### To be done
Single out the lines of the material that contain "this" and copy them.
###
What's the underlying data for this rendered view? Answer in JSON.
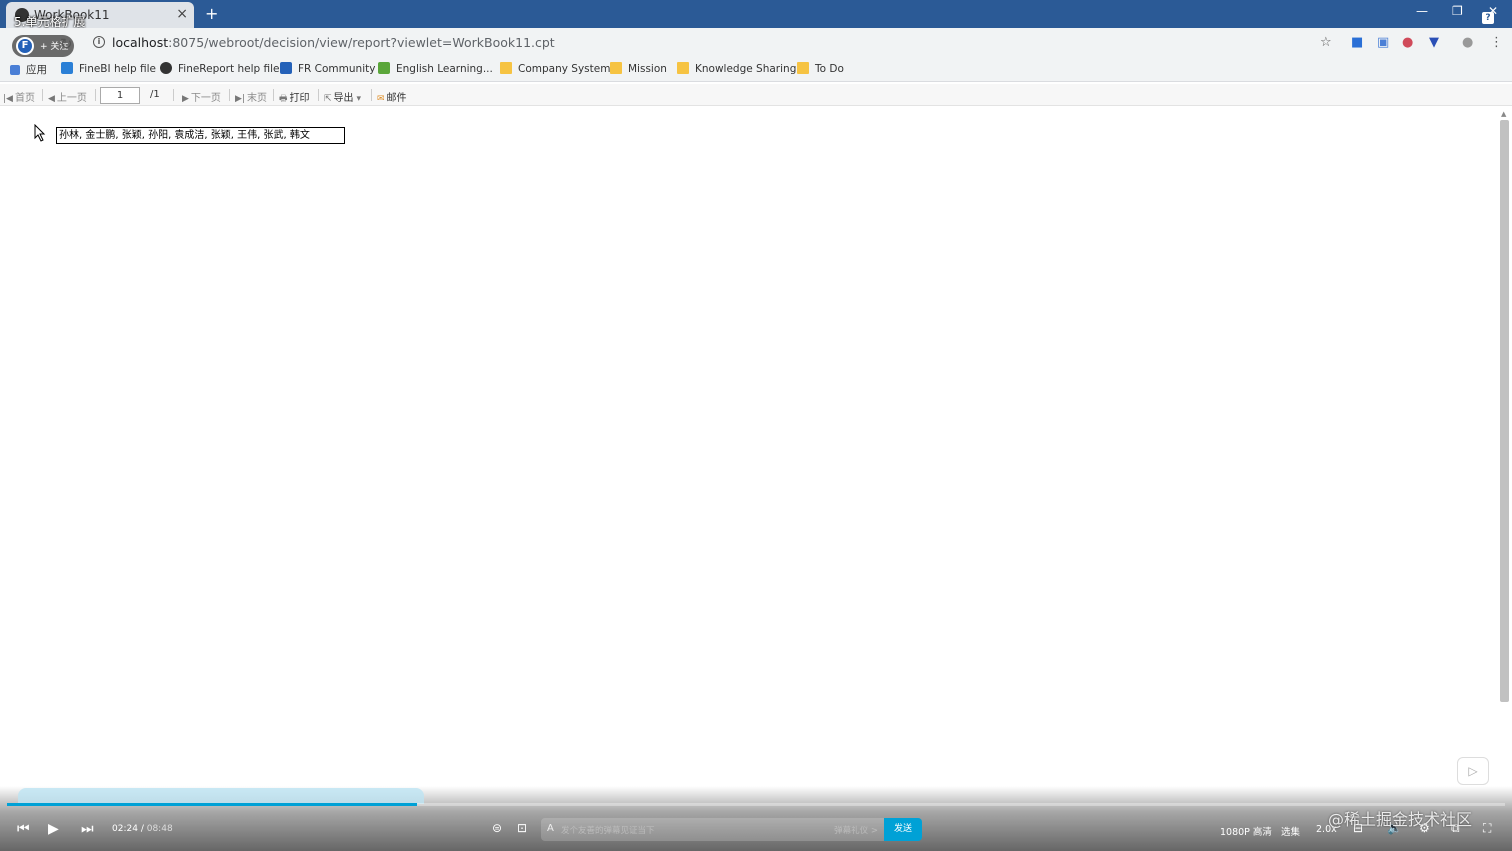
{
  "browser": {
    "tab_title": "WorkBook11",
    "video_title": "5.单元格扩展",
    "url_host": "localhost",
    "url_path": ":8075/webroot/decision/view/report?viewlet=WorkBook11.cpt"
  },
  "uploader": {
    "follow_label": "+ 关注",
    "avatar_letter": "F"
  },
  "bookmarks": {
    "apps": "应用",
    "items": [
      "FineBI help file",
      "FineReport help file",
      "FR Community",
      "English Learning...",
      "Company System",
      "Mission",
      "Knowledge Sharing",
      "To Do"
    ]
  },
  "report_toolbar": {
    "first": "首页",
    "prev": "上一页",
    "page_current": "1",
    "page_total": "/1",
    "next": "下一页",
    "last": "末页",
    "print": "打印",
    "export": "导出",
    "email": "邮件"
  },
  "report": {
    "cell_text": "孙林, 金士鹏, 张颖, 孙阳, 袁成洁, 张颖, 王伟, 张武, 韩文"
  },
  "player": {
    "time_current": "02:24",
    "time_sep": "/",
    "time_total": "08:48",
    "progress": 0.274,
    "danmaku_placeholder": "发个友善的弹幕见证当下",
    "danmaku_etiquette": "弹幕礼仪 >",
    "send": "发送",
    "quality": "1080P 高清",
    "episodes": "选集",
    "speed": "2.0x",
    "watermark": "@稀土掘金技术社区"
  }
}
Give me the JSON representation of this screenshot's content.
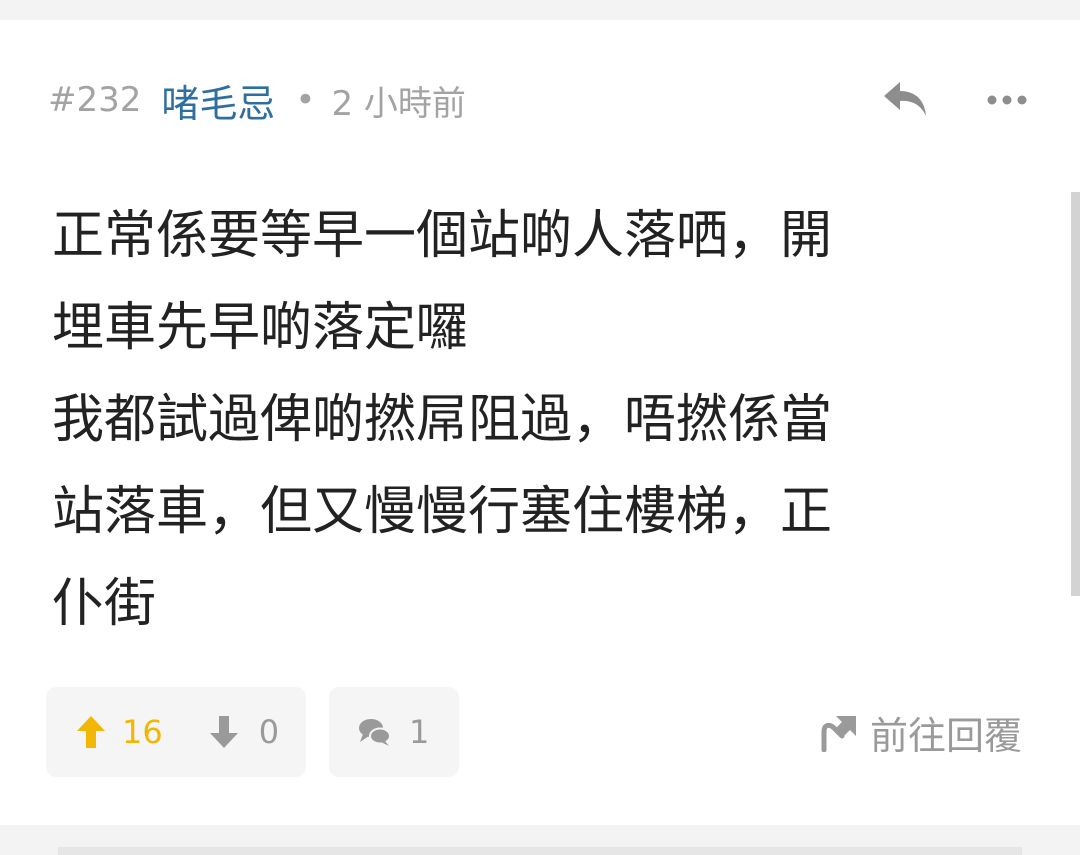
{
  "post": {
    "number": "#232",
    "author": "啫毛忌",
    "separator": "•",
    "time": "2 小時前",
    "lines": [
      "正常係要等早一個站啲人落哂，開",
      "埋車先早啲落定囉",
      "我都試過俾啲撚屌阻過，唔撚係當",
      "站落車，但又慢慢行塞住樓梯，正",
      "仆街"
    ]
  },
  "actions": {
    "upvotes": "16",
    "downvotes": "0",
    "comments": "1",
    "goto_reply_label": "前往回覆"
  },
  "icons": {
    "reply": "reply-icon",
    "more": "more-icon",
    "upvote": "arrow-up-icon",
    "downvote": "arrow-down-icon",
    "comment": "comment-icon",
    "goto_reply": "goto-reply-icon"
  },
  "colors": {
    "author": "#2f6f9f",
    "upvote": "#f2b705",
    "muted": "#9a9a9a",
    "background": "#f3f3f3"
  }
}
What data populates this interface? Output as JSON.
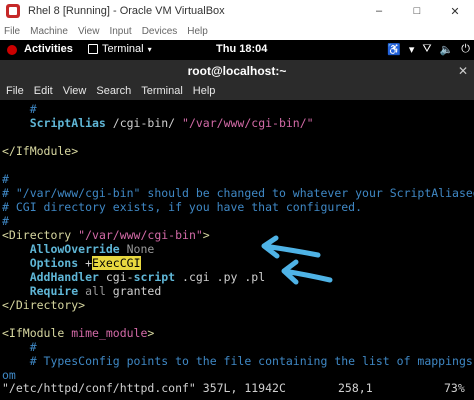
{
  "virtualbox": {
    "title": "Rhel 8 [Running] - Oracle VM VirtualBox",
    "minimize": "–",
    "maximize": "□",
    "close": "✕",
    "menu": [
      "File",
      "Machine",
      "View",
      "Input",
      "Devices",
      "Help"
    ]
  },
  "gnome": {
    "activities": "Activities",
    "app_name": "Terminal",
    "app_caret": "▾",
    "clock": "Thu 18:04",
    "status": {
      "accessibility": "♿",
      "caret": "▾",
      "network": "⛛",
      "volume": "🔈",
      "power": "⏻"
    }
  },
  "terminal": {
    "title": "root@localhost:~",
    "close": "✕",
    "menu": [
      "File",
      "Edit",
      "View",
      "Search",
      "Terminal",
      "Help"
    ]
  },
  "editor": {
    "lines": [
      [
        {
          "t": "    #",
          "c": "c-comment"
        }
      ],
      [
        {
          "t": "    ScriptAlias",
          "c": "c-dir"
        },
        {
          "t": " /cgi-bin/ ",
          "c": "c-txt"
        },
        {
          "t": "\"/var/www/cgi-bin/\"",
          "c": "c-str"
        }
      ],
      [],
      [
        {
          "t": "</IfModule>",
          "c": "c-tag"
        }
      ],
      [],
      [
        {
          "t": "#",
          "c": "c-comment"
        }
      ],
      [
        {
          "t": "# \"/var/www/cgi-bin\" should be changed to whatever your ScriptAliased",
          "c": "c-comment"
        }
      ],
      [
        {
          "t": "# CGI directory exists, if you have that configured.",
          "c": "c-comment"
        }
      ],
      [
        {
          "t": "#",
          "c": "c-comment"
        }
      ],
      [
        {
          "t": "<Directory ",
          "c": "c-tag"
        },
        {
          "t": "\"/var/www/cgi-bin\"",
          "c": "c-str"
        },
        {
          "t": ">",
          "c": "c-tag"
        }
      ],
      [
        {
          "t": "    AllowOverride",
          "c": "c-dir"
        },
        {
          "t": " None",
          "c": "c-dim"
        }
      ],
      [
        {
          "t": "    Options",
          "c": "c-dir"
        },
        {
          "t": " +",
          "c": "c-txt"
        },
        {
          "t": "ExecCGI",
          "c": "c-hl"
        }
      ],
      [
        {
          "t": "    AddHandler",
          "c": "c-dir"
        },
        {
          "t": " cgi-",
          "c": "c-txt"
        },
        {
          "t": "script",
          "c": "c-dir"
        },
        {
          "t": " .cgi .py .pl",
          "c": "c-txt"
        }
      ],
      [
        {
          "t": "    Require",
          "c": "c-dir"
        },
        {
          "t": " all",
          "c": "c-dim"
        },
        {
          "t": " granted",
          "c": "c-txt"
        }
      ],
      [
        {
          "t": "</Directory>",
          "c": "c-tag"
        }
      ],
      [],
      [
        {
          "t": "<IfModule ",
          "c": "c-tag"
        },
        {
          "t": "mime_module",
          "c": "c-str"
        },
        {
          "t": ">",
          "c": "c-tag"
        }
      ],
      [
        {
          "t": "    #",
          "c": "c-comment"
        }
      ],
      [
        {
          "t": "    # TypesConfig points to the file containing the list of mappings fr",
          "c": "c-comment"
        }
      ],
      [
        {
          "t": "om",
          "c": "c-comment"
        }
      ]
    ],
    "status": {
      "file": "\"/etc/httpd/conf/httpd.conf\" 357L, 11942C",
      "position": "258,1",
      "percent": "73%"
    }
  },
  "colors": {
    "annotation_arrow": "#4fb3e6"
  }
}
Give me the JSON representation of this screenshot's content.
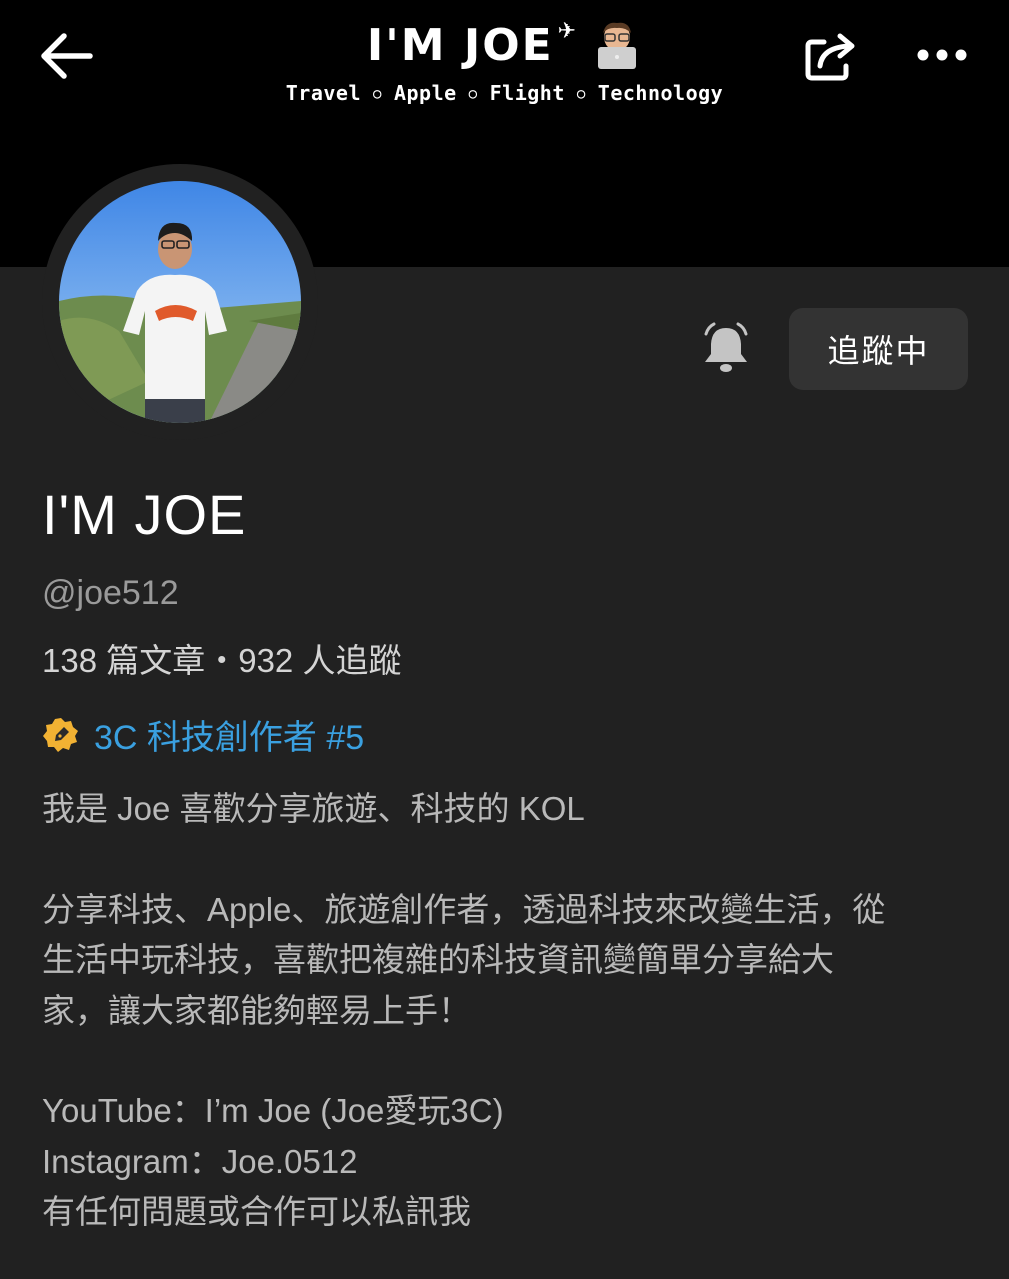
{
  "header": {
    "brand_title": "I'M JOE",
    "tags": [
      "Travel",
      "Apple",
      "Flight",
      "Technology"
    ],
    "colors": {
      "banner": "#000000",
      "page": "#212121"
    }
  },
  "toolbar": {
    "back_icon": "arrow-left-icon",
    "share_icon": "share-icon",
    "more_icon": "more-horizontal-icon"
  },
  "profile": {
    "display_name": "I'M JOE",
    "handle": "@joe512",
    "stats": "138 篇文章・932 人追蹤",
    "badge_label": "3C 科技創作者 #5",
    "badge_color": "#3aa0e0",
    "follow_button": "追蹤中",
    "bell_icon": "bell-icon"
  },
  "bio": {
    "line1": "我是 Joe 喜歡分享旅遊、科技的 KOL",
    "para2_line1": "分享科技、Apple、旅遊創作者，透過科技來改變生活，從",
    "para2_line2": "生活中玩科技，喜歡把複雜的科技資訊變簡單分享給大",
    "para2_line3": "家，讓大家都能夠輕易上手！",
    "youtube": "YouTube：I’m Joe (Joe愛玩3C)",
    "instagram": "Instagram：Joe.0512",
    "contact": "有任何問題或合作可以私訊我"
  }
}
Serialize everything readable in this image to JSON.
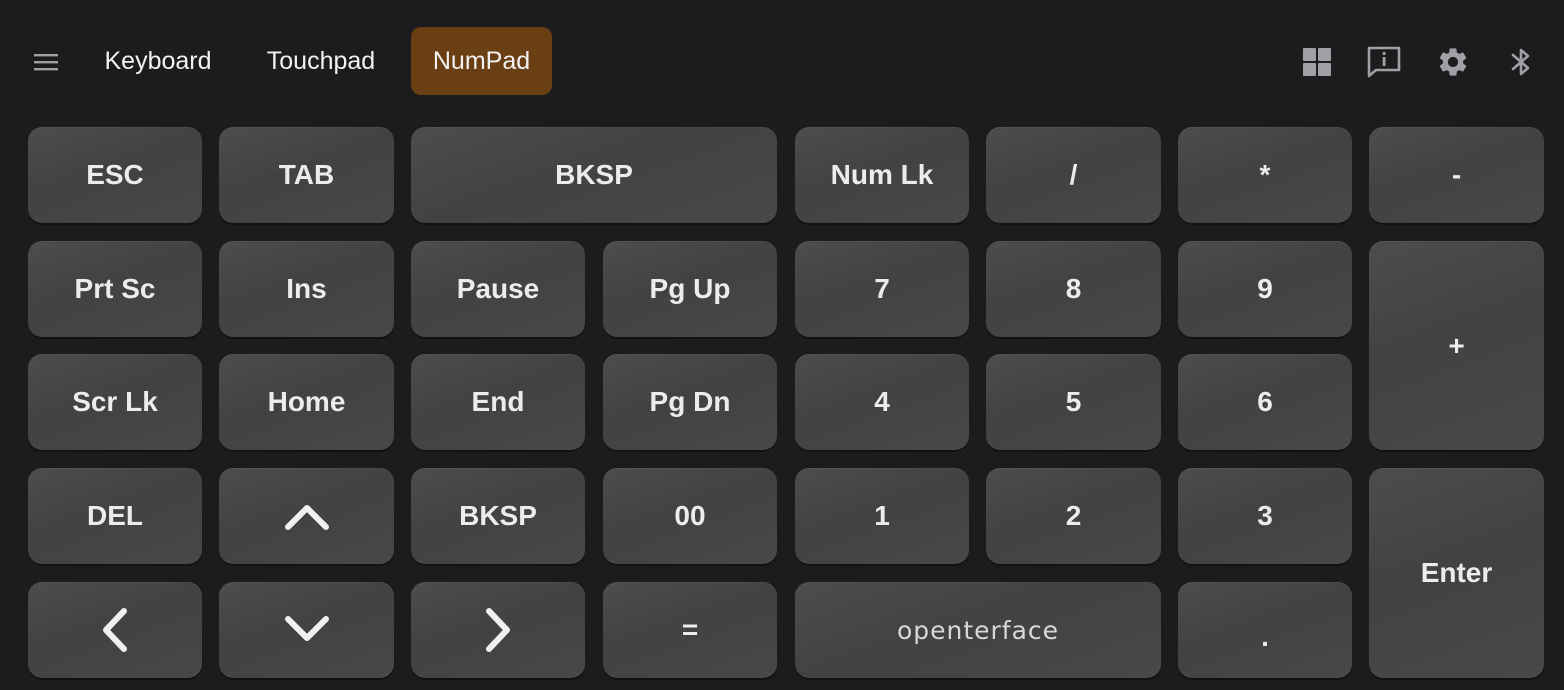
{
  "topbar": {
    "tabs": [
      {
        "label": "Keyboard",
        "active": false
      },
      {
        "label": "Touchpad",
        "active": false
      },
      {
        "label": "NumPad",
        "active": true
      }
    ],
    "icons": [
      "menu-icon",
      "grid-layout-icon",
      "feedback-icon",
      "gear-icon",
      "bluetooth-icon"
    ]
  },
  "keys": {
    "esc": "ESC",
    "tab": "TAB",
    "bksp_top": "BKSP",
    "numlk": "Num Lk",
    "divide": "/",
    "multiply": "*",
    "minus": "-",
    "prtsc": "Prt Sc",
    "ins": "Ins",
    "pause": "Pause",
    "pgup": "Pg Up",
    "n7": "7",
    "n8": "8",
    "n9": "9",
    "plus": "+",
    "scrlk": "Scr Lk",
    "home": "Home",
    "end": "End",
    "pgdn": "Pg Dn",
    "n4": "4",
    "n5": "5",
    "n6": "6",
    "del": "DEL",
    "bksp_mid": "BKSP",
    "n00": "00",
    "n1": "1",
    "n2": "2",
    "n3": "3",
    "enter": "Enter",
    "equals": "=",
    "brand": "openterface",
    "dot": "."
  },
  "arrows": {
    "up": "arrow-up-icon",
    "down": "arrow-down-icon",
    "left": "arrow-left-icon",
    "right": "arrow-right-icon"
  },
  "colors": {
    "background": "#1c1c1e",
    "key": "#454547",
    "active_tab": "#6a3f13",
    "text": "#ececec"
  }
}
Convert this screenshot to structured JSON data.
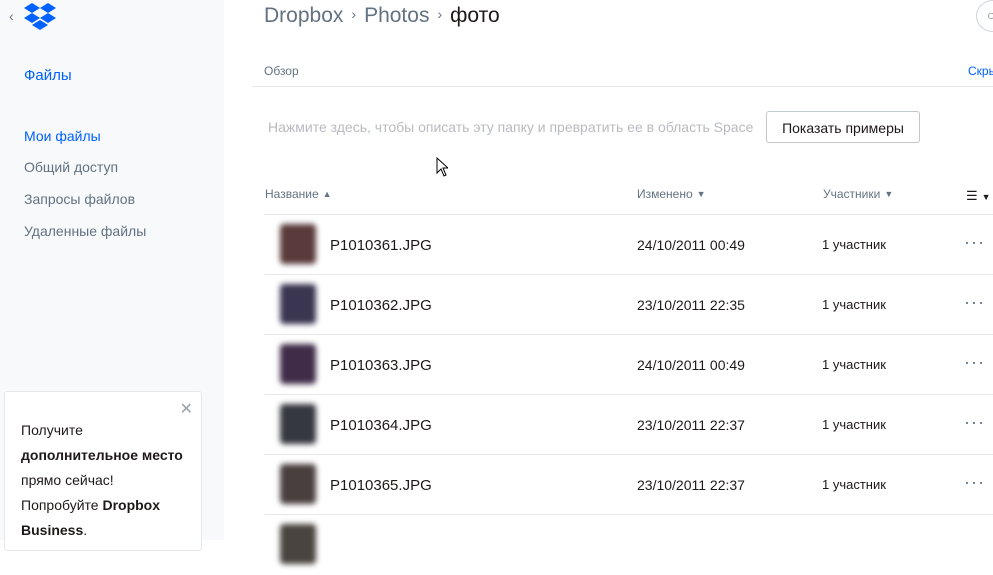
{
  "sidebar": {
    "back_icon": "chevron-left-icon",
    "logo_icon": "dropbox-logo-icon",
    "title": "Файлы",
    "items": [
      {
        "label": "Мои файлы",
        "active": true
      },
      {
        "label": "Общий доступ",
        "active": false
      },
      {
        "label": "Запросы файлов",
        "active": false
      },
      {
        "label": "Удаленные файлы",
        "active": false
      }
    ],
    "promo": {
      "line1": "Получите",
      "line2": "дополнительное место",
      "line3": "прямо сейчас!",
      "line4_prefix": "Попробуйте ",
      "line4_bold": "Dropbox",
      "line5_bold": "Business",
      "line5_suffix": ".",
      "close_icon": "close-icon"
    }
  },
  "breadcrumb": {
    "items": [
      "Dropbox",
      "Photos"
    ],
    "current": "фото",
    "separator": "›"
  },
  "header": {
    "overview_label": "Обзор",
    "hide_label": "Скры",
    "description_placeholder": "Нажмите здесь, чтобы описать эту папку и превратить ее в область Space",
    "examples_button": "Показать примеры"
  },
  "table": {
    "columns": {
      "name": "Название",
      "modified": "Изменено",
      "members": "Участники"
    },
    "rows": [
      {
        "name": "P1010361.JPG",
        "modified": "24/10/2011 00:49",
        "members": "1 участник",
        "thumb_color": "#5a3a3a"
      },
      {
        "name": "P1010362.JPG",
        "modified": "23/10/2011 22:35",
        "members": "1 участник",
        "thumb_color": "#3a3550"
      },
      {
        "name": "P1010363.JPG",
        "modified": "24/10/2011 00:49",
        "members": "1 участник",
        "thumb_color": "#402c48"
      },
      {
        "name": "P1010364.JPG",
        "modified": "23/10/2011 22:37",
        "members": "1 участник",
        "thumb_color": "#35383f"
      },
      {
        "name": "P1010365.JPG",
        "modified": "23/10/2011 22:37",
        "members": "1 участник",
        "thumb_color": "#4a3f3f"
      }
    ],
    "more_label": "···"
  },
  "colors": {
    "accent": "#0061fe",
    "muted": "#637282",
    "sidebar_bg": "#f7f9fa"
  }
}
###
### Exercise output
What's the underlying data for this rendered view? Answer in JSON.
Give me the JSON representation of this screenshot's content.
What data populates this interface? Output as JSON.
Give me the JSON representation of this screenshot's content.
Serialize everything readable in this image to JSON.
Convert this screenshot to structured JSON data.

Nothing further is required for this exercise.